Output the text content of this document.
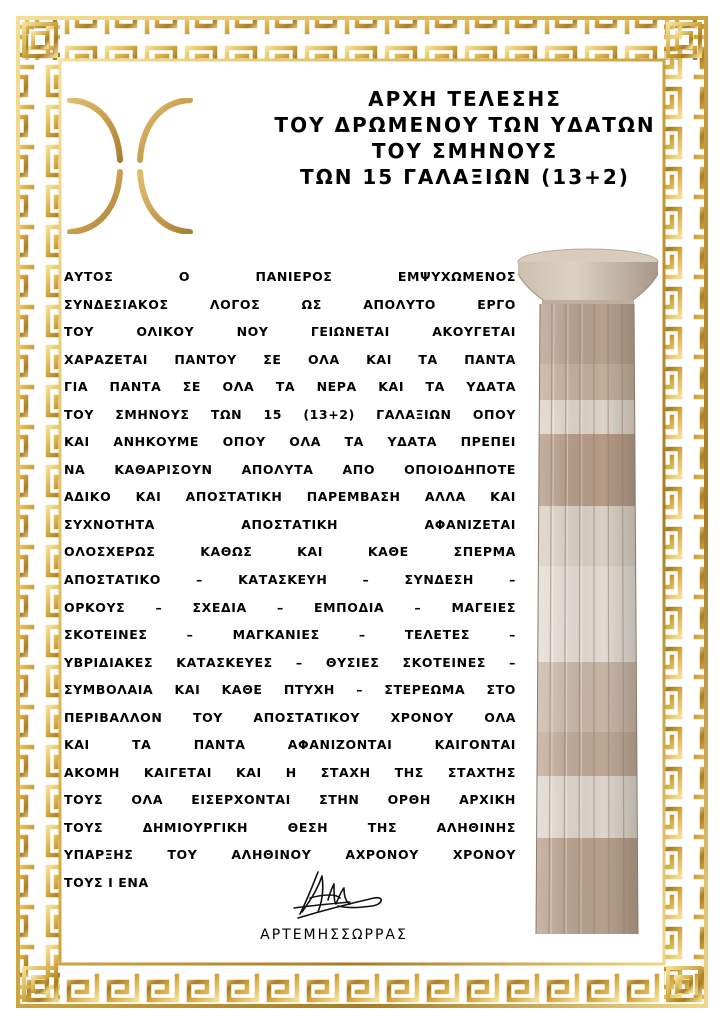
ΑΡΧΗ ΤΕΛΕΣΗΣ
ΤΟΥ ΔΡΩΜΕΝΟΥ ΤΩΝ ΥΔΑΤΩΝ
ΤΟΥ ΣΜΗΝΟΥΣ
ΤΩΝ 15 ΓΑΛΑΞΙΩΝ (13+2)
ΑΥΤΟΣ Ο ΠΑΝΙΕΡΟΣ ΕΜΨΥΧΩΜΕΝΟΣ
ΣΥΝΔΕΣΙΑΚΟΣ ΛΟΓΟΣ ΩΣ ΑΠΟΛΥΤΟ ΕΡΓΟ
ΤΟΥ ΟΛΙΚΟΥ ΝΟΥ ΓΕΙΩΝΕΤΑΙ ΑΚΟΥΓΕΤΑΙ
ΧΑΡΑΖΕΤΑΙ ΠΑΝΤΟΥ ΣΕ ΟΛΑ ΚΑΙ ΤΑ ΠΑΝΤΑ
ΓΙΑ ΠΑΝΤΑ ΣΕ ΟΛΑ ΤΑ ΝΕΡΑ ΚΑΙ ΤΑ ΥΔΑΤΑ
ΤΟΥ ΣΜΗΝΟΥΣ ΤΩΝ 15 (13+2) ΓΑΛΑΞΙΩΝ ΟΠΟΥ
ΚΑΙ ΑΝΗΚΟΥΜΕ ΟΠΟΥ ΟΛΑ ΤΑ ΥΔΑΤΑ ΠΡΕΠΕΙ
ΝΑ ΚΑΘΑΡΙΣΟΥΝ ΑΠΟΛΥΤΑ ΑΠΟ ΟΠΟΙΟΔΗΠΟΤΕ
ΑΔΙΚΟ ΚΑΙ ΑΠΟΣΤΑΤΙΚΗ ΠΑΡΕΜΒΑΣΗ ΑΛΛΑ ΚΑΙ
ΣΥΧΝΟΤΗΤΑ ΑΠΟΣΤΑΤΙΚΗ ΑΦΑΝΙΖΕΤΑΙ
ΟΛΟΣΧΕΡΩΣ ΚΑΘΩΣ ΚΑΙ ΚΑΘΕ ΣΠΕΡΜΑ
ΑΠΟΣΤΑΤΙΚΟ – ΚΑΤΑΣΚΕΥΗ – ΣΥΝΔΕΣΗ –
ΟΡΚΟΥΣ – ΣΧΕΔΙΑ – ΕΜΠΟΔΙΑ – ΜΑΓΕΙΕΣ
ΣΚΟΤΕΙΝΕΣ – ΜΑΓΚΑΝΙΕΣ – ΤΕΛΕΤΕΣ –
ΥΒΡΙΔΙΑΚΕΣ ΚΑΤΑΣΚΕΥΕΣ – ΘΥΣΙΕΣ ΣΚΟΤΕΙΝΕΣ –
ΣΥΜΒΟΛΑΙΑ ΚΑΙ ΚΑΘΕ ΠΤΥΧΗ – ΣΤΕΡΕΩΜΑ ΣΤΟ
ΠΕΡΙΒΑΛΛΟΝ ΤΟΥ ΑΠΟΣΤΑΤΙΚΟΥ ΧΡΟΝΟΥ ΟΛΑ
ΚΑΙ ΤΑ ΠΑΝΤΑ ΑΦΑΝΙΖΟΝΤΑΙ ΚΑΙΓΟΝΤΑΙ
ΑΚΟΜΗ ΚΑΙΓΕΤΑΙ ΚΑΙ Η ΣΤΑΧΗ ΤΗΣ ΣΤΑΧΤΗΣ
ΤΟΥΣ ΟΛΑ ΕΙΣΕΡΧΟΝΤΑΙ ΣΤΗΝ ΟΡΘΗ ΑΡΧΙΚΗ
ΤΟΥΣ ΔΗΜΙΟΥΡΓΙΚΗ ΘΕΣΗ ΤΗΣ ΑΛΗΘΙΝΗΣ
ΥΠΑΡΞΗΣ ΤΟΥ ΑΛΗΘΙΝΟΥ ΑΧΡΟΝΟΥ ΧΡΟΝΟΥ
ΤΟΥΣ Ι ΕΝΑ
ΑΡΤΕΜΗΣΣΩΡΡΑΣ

______

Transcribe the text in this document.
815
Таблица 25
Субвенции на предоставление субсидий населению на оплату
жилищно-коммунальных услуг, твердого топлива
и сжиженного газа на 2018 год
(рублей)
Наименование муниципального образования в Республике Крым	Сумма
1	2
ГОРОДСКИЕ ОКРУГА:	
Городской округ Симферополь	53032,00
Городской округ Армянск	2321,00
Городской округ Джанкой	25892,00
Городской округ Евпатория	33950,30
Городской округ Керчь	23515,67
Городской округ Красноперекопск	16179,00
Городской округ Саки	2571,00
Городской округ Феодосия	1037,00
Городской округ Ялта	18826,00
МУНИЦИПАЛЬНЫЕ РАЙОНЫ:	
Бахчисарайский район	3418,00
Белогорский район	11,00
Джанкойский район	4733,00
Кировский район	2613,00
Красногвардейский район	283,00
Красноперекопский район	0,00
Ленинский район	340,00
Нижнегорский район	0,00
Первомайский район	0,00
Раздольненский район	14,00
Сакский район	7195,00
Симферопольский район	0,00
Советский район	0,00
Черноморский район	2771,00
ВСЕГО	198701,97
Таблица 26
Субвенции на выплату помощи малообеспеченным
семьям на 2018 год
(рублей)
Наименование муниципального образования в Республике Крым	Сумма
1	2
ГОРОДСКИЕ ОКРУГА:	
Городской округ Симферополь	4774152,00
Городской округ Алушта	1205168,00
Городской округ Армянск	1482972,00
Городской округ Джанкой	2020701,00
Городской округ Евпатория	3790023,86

______

**Exercise:** Copy each line of the records above that carries the word "this".

**Expected answer:**
Output the text content of this document.
Transcribe the text in this document.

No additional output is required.